## TEXTO FUENTE:
Da pena decirlo, pero esa conducta es común en las policías mexicanas de hoy, no importa si es la de un pequeño municipio o la de una capital, si es federal o estatal. Tantos años de abandono institucional, de complacencia e impunidad la acercan más, éticamente hablando, al mundo delicuencial que a la ciudadanía que en teoría deben proteger. No es casualidad que la gente común se sienta amenazada ante la que debía ser su protectora más eficaz; en cambio, la contracultura del crimen organizado florece en amplios territorios de la sociedad, haciendo inocua la prédica de los valores que las elites sostienen y defienden para ellas, sin atender ni por equivocación otras posible causas de la generalización del delito, como el narcomenudeo.

Campañas van y vienen para mejor capacitar a los cuerpos de seguridad: cursos, cambios de mandos, especialización, nuevas estrategias, equipos más sofisticados, ínfimas mejorías salariales, pero algo siempre falla en la formación profesional: la moral agujereada del servidor sin conciencia cívica, que la propia sociedad ubica en uno de los últimos peldaños reconocibles de la escala de confianza.

Las autoridades, comenzando por el jefe de Gobierno y el procurador del Distrito Federal, han dado la cara asumiendo la gravedad de la situación. Seguramente caerán cabezas y es justo que así sea, pues nada sería más decepcionante que la impunidad. Sin embargo, ojalá la respuesta oficial sea la consecuencia de la investigación a fondo de los hechos y no el simple reflejo político de los gobernantes o la concesión obligada a ciertas voces interesadas. Marcelo Ebrard sabe que no puede ceder un milímetro hasta clarificar por completo lo ocurrido, pues, como era previsible, ya se ha iniciado una interesada campaña que no tiene otro propósito que dañarlo políticamente a él y a la corriente que se manifiesta en la oposición al gobierno panista. Así que tendrá que actuar ahondado las averiguaciones y dando la pelea en el frente mediático, el preferido de sus adversarios. En las próximas horas, pues, veremos si el gobierno federal se contiene o si decide lanzarse a una aventura tan incierta como peligrosa. Para el gobierno de la capital sólo existe una ruta viable: esclarecer qué, cómo y por qué se produjo tamaño desenlace tras una operación “normal” sin mayores dificultades; demostrar que se puede y se debe actuar de otra forma ante la fatalidad. Atender el clamor de los familiares de las víctimas es apenas el comienzo.

## REGISTROS DE DATOS:

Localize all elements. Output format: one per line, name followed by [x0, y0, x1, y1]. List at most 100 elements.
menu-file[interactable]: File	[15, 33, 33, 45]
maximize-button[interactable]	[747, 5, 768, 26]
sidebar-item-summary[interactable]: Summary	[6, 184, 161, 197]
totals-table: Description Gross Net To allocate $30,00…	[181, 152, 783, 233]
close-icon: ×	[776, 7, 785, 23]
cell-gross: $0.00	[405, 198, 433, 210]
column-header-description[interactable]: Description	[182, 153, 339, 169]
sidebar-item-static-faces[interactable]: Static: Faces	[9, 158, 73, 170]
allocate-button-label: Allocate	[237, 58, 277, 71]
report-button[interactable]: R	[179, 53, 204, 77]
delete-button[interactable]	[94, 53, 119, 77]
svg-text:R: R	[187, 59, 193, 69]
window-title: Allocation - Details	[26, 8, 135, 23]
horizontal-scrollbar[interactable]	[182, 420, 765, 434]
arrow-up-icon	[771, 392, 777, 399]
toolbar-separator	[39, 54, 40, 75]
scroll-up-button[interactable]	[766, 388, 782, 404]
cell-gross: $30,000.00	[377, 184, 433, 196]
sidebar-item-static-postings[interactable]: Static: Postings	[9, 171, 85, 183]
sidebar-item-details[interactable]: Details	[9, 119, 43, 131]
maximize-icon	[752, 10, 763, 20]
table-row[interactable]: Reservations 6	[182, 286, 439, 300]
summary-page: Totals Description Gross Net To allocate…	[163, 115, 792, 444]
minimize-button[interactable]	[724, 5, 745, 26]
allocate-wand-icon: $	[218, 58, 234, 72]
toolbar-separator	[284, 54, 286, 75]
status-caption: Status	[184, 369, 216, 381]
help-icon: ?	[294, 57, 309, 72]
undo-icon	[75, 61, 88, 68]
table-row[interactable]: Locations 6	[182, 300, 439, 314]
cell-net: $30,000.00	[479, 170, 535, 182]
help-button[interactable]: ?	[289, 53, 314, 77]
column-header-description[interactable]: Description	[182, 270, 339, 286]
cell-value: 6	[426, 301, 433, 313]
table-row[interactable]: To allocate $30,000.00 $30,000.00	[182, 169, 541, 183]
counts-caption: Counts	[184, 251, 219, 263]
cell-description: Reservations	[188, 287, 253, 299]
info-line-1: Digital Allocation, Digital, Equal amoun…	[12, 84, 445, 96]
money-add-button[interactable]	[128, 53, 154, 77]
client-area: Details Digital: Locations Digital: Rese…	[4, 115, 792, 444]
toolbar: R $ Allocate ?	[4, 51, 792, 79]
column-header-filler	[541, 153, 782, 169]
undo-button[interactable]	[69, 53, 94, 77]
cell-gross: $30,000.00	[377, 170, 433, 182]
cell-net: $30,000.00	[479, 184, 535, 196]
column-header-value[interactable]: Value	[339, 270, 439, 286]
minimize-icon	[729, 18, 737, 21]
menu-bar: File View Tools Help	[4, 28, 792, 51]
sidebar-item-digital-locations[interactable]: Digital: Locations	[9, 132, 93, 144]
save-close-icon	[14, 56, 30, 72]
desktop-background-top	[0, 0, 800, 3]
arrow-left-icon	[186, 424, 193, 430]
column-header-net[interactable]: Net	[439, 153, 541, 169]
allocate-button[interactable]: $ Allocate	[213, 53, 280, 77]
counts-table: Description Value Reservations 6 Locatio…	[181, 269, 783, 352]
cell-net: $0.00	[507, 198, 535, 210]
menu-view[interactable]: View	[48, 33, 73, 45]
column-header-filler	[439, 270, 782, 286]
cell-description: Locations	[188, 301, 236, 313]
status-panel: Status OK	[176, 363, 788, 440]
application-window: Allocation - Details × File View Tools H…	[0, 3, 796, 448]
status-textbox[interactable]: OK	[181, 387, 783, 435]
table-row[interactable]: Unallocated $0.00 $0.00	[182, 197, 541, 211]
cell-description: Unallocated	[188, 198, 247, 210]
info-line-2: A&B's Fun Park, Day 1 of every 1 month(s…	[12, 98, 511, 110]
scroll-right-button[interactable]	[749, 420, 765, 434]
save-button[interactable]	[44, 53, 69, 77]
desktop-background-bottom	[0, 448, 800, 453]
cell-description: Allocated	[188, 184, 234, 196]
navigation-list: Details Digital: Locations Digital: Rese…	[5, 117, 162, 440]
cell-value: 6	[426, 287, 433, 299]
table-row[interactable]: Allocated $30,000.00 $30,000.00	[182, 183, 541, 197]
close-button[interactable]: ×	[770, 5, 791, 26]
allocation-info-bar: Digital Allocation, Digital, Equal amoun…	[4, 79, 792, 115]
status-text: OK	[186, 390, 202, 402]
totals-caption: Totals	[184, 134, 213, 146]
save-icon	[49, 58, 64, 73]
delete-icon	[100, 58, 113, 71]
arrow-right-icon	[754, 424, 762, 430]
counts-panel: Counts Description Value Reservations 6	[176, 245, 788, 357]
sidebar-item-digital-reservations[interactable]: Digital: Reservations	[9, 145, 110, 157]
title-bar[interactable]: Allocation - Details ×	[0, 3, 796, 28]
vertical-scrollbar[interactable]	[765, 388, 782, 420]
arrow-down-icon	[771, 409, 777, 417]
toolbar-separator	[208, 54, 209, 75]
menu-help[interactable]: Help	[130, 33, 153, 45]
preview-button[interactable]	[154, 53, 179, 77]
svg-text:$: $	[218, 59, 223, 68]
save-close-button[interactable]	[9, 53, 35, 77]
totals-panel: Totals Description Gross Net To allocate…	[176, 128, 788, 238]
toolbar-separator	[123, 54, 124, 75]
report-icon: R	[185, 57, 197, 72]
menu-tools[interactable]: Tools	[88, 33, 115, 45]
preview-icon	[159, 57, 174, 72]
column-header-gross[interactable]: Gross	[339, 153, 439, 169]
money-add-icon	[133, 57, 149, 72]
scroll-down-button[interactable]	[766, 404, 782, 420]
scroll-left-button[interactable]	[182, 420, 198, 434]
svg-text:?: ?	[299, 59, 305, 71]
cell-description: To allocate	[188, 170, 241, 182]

## SU TAREA:
Indique si cada una de las siguientes afirmaciones coincide con el texto fuente. Responda sí o no y cite literalmente las palabras del texto que lo deciden.
(a) La conducta descrita se limita a las policías de los municipios pequeños.
(b) Entre las medidas para capacitar a los cuerpos de seguridad figuran mejoras salariales mínimas.
(c) Atender el clamor de los familiares de las víctimas basta como respuesta del gobierno de la capital.
Los registros provienen de una fuente distinta.

## SOLUCIÓN DE LA TAREA:
(a) No: «no importa si es la de un pequeño municipio o la de una capital, si es federal o estatal».
(b) Sí: «ínfimas mejorías salariales».
(c) No: «Atender el clamor de los familiares de las víctimas es apenas el comienzo».